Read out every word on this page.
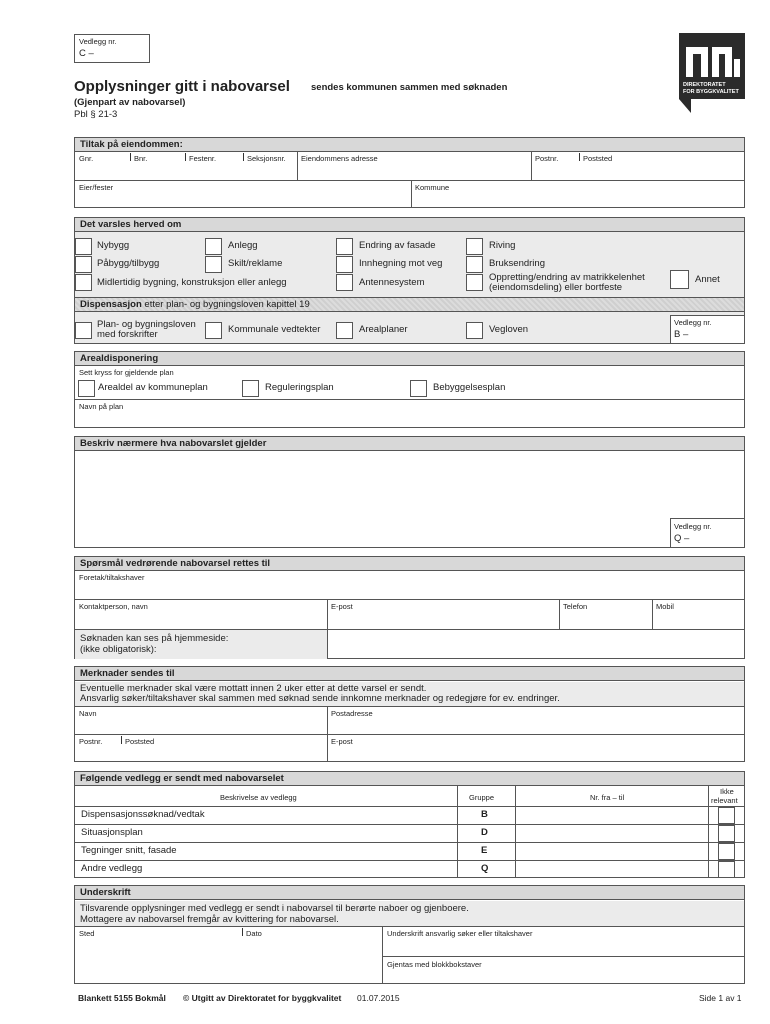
Vedlegg nr.
C –
Opplysninger gitt i nabovarsel sendes kommunen sammen med søknaden
(Gjenpart av nabovarsel)
Pbl § 21-3
DIREKTORATET
FOR BYGGKVALITET
Tiltak på eiendommen:
Gnr.	Bnr.	Festenr.	Seksjonsnr. Eiendommens adresse	Postnr.	Poststed
Eier/fester	Kommune
Det varsles herved om
Nybygg	Anlegg	Endring av fasade	Riving
Påbygg/tilbygg	Skilt/reklame	Innhegning mot veg	Bruksendring
Midlertidig bygning, konstruksjon eller anlegg	Antennesystem	Oppretting/endring av matrikkelenhet
(eiendomsdeling) eller bortfeste
Annet
Dispensasjon etter plan- og bygningsloven kapittel 19
Plan- og bygningsloven
med forskrifter	Kommunale vedtekter	Arealplaner	Vegloven
Vedlegg nr.
B –
Arealdisponering
Sett kryss for gjeldende plan
Arealdel av kommuneplan	Reguleringsplan	Bebyggelsesplan
Navn på plan
Beskriv nærmere hva nabovarslet gjelder
Vedlegg nr.
Q –
Spørsmål vedrørende nabovarsel rettes til
Foretak/tiltakshaver
Kontaktperson, navn	E-post	Telefon	Mobil
Søknaden kan ses på hjemmeside:
(ikke obligatorisk):
Merknader sendes til
Eventuelle merknader skal være mottatt innen 2 uker etter at dette varsel er sendt.
Ansvarlig søker/tiltakshaver skal sammen med søknad sende innkomne merknader og redegjøre for ev. endringer.
Navn	Postadresse
Postnr.	Poststed	E-post
Følgende vedlegg er sendt med nabovarselet
Beskrivelse av vedlegg	Gruppe	Nr. fra – til
Ikke
relevant
Dispensasjonssøknad/vedtak	B
Situasjonsplan	D
Tegninger snitt, fasade	E
Andre vedlegg	Q
Underskrift
Tilsvarende opplysninger med vedlegg er sendt i nabovarsel til berørte naboer og gjenboere.
Mottagere av nabovarsel fremgår av kvittering for nabovarsel.
Sted	Dato	Underskrift ansvarlig søker eller tiltakshaver
Gjentas med blokkbokstaver
Blankett 5155 Bokmål © Utgitt av Direktoratet for byggkvalitet 01.07.2015	Side 1 av 1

============================================================

--- WHAT IS ASKED ---
Repeat the material above in full and exactly, omitting the pictures.

--- RESULT OF THIS TASK ---
Read out every word on this page.
Vedlegg nr.
C –
Opplysninger gitt i nabovarsel sendes kommunen sammen med søknaden
(Gjenpart av nabovarsel)
Pbl § 21-3
DIREKTORATET
FOR BYGGKVALITET
Tiltak på eiendommen:
Gnr.	Bnr.	Festenr.	Seksjonsnr. Eiendommens adresse	Postnr.	Poststed
Eier/fester	Kommune
Det varsles herved om
Nybygg	Anlegg	Endring av fasade	Riving
Påbygg/tilbygg	Skilt/reklame	Innhegning mot veg	Bruksendring
Midlertidig bygning, konstruksjon eller anlegg	Antennesystem	Oppretting/endring av matrikkelenhet
(eiendomsdeling) eller bortfeste
Annet
Dispensasjon etter plan- og bygningsloven kapittel 19
Plan- og bygningsloven
med forskrifter	Kommunale vedtekter	Arealplaner	Vegloven
Vedlegg nr.
B –
Arealdisponering
Sett kryss for gjeldende plan
Arealdel av kommuneplan	Reguleringsplan	Bebyggelsesplan
Navn på plan
Beskriv nærmere hva nabovarslet gjelder
Vedlegg nr.
Q –
Spørsmål vedrørende nabovarsel rettes til
Foretak/tiltakshaver
Kontaktperson, navn	E-post	Telefon	Mobil
Søknaden kan ses på hjemmeside:
(ikke obligatorisk):
Merknader sendes til
Eventuelle merknader skal være mottatt innen 2 uker etter at dette varsel er sendt.
Ansvarlig søker/tiltakshaver skal sammen med søknad sende innkomne merknader og redegjøre for ev. endringer.
Navn	Postadresse
Postnr.	Poststed	E-post
Følgende vedlegg er sendt med nabovarselet
Beskrivelse av vedlegg	Gruppe	Nr. fra – til
Ikke
relevant
Dispensasjonssøknad/vedtak	B
Situasjonsplan	D
Tegninger snitt, fasade	E
Andre vedlegg	Q
Underskrift
Tilsvarende opplysninger med vedlegg er sendt i nabovarsel til berørte naboer og gjenboere.
Mottagere av nabovarsel fremgår av kvittering for nabovarsel.
Sted	Dato	Underskrift ansvarlig søker eller tiltakshaver
Gjentas med blokkbokstaver
Blankett 5155 Bokmål © Utgitt av Direktoratet for byggkvalitet 01.07.2015	Side 1 av 1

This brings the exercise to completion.